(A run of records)
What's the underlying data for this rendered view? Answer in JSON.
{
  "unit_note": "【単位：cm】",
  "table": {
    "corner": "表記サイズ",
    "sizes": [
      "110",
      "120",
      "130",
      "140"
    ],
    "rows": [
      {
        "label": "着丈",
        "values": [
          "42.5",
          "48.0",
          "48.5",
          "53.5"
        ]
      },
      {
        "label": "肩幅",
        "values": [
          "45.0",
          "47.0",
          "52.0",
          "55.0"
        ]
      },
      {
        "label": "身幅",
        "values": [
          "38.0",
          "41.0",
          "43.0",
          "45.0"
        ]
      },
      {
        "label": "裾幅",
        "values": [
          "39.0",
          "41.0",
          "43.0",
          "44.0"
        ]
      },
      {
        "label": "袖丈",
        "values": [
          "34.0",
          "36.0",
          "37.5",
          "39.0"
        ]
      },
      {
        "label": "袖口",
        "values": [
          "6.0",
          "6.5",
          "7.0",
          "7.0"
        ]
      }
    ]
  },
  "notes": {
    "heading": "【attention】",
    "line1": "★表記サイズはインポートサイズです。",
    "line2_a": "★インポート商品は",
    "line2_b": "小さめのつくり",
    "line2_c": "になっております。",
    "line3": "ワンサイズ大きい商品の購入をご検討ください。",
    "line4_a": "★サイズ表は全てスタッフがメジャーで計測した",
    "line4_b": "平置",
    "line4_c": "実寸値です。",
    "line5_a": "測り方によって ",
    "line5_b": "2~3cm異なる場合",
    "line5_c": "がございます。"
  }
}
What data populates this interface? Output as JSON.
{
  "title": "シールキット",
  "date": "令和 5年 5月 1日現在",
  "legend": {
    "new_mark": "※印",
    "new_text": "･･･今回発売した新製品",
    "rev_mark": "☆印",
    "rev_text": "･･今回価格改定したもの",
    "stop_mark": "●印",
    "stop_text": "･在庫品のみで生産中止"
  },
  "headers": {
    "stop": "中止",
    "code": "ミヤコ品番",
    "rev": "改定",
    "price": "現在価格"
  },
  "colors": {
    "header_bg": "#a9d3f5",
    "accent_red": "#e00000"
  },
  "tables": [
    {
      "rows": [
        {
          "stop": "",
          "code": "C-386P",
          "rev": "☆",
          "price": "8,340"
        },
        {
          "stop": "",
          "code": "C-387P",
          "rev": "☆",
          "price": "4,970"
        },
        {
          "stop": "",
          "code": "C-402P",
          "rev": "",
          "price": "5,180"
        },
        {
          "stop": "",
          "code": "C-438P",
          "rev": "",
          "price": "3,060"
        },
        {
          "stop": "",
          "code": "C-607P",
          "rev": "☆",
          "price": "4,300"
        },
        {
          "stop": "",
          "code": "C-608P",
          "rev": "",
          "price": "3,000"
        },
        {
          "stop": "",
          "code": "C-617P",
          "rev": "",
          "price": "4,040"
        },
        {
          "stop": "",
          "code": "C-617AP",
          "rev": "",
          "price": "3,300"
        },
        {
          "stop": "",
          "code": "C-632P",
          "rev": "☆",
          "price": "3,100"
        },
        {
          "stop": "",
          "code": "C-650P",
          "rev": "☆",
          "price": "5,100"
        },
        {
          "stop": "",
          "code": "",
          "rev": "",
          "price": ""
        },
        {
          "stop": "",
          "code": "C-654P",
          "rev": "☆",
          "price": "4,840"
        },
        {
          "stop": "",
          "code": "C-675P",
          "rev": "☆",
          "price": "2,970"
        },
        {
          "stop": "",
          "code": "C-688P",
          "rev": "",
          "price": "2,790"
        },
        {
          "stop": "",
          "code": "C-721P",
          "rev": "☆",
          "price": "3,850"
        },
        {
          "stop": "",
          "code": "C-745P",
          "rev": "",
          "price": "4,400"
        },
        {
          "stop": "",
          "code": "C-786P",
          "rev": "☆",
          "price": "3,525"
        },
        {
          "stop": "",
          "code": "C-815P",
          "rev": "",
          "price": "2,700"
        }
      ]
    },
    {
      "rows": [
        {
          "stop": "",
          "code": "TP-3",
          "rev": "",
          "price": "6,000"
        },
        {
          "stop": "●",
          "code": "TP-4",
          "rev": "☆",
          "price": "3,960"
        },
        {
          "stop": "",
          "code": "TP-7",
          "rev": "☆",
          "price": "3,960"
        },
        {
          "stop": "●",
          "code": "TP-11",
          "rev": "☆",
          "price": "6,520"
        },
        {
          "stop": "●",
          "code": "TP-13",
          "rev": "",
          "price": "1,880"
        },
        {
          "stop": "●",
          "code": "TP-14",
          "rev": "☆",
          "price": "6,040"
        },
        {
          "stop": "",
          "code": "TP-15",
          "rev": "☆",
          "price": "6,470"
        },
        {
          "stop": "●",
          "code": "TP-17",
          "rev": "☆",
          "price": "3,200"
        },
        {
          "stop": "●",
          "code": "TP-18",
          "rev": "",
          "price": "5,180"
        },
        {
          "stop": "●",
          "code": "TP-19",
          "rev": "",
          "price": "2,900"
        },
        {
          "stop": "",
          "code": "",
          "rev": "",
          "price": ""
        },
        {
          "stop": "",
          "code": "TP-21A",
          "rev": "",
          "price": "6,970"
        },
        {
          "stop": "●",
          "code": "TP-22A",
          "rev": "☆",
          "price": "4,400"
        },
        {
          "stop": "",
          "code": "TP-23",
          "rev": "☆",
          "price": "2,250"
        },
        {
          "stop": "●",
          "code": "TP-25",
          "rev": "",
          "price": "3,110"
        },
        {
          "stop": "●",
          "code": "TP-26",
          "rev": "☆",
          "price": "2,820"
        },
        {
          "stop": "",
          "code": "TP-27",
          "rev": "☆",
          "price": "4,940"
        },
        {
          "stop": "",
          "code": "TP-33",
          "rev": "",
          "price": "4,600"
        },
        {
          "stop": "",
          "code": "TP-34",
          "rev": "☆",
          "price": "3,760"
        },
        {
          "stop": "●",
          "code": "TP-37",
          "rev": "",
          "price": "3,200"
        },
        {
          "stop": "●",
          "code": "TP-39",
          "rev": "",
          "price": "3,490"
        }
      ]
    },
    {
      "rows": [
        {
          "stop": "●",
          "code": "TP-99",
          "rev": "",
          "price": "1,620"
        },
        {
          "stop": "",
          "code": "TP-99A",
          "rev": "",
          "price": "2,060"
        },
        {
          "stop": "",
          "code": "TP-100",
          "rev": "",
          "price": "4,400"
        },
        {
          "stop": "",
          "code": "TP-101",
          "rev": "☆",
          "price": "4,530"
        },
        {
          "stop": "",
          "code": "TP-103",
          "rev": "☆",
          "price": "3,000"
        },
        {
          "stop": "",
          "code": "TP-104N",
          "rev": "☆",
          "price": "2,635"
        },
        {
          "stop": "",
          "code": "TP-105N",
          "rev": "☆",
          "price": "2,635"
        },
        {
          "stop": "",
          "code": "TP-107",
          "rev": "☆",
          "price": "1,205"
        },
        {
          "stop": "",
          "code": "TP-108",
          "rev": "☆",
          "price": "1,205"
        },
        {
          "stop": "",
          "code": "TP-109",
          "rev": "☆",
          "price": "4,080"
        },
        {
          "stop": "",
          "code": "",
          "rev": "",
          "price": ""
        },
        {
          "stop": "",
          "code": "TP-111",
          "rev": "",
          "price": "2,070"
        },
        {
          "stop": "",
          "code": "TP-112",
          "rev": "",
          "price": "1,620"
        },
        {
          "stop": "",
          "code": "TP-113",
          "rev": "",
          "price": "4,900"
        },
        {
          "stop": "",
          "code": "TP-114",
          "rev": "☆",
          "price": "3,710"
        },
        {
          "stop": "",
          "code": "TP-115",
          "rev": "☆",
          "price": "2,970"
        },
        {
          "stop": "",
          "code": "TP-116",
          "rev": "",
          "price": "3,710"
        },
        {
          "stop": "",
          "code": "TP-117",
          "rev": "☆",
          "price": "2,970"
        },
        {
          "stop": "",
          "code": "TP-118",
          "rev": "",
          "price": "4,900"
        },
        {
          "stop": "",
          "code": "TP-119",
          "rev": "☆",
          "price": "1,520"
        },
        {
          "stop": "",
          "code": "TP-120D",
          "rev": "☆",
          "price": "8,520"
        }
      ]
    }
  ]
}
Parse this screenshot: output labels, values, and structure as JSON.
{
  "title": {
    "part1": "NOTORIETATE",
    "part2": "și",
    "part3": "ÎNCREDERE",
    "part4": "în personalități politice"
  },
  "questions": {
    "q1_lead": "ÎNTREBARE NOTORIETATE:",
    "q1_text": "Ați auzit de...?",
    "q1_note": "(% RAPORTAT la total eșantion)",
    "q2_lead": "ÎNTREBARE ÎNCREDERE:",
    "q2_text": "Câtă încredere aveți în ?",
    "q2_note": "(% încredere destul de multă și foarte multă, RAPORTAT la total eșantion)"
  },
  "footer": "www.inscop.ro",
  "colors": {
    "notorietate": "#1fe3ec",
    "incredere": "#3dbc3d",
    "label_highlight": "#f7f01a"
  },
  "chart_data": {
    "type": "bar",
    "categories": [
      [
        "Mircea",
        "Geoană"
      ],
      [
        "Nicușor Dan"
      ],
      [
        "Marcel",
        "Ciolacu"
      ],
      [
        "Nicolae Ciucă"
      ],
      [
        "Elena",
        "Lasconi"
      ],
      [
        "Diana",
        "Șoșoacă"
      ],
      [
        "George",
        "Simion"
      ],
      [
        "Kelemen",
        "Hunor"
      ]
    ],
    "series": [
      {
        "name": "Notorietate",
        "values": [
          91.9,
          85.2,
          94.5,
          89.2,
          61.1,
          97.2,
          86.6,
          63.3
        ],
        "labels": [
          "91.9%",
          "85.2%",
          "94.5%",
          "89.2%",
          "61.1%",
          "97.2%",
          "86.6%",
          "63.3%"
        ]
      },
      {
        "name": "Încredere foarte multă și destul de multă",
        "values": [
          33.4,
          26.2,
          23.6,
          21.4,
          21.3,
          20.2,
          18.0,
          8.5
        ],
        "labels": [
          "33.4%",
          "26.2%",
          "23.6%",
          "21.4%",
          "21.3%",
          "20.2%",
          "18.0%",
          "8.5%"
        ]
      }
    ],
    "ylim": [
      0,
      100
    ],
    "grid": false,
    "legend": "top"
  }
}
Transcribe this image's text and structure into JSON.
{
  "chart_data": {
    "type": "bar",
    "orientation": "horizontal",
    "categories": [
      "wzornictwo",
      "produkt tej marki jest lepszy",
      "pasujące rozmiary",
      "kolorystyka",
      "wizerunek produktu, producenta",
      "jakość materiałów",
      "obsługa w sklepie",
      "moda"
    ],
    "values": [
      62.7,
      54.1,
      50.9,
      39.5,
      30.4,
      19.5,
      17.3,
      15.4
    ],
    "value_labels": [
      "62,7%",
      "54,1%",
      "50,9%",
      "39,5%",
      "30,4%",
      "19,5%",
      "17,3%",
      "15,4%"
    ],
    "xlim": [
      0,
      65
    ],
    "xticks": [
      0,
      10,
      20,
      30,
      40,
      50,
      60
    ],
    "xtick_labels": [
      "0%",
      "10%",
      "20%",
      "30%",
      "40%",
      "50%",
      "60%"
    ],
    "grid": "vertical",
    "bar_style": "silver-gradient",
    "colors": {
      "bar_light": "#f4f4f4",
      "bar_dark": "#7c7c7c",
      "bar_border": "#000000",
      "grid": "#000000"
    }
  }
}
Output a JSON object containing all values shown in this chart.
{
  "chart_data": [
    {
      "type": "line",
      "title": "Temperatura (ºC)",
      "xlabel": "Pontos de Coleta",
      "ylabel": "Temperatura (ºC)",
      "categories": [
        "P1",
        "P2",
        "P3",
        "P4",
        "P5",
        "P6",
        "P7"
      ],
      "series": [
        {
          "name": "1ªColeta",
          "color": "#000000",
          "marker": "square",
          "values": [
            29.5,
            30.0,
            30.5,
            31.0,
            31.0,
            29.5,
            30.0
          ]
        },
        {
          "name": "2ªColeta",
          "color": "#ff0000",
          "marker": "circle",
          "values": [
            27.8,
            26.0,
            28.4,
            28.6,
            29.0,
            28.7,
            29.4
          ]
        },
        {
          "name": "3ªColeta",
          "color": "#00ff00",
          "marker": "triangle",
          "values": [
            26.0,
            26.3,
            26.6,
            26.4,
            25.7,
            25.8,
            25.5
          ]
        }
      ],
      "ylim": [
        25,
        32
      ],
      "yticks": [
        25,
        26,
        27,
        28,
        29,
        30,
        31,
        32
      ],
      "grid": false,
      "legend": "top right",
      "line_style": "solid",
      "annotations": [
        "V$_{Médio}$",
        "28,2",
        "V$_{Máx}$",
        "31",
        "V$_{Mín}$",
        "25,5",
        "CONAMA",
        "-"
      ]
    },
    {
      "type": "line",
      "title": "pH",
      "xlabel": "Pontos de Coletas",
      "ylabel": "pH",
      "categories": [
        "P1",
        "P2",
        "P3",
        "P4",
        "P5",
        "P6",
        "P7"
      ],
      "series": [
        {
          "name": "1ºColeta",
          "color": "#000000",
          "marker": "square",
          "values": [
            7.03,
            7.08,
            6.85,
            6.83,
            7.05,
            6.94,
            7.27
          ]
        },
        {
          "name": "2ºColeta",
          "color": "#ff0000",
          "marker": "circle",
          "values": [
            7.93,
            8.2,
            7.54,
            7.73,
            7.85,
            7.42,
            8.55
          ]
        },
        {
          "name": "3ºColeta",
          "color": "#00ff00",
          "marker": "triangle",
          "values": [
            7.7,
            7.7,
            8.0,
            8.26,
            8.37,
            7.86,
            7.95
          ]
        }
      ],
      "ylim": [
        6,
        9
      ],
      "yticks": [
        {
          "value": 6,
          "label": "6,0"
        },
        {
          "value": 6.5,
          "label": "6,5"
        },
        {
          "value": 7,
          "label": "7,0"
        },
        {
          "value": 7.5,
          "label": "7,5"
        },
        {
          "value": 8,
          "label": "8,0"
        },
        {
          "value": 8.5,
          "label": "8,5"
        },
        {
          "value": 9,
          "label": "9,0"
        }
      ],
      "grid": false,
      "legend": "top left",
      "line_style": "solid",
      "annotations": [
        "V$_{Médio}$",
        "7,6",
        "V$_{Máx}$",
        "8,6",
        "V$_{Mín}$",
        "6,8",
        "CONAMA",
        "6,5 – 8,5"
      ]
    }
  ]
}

Task description =
Your task is to collect every line above that contains the word "ÎNTREBARE".

Response =
    "q1_lead": "ÎNTREBARE NOTORIETATE:",
    "q2_lead": "ÎNTREBARE ÎNCREDERE:",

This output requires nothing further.